• Instruction:
Copy the lines of the entries below exactly, starting at the very first line and ending at the line that contains "access-status-card: 90 days".

• Record set:
▬▬▬

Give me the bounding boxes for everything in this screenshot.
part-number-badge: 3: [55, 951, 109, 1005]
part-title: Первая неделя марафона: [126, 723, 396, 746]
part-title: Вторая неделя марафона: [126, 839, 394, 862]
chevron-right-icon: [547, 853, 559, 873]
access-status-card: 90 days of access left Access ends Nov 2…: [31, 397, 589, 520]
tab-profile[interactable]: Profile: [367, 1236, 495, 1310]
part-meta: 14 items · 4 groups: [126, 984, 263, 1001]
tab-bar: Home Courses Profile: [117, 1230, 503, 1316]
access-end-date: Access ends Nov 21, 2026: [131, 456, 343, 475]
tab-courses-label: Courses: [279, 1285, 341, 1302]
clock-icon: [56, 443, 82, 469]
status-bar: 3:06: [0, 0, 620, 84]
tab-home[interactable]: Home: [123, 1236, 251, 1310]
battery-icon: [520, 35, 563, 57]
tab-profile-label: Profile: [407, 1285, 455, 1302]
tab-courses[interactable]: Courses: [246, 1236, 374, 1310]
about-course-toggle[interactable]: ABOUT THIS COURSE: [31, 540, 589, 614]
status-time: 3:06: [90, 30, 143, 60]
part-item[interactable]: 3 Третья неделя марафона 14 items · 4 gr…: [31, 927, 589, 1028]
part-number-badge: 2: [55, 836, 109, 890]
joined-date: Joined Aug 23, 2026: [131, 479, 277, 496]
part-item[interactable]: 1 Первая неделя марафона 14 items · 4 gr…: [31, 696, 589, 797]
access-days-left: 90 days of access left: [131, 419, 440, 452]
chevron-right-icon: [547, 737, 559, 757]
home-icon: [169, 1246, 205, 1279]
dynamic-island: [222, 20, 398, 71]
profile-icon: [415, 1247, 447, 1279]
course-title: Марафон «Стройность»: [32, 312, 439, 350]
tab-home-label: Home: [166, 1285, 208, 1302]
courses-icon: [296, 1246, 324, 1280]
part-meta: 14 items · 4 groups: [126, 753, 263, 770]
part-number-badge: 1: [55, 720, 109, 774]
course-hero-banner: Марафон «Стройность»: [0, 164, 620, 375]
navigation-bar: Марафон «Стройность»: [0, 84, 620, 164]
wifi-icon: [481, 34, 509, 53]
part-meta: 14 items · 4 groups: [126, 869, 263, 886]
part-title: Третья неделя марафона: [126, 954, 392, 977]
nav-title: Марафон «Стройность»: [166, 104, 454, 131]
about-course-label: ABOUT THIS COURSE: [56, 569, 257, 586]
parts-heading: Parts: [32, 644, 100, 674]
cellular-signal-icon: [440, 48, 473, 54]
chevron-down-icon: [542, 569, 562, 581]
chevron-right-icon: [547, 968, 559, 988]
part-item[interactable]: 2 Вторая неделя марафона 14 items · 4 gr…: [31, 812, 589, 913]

▬▬▬

• Correct output:
Give me the bounding boxes for everything in this screenshot.
part-number-badge: 3: [55, 951, 109, 1005]
part-title: Первая неделя марафона: [126, 723, 396, 746]
part-title: Вторая неделя марафона: [126, 839, 394, 862]
chevron-right-icon: [547, 853, 559, 873]
access-status-card: 90 days of access left Access ends Nov 2…: [31, 397, 589, 520]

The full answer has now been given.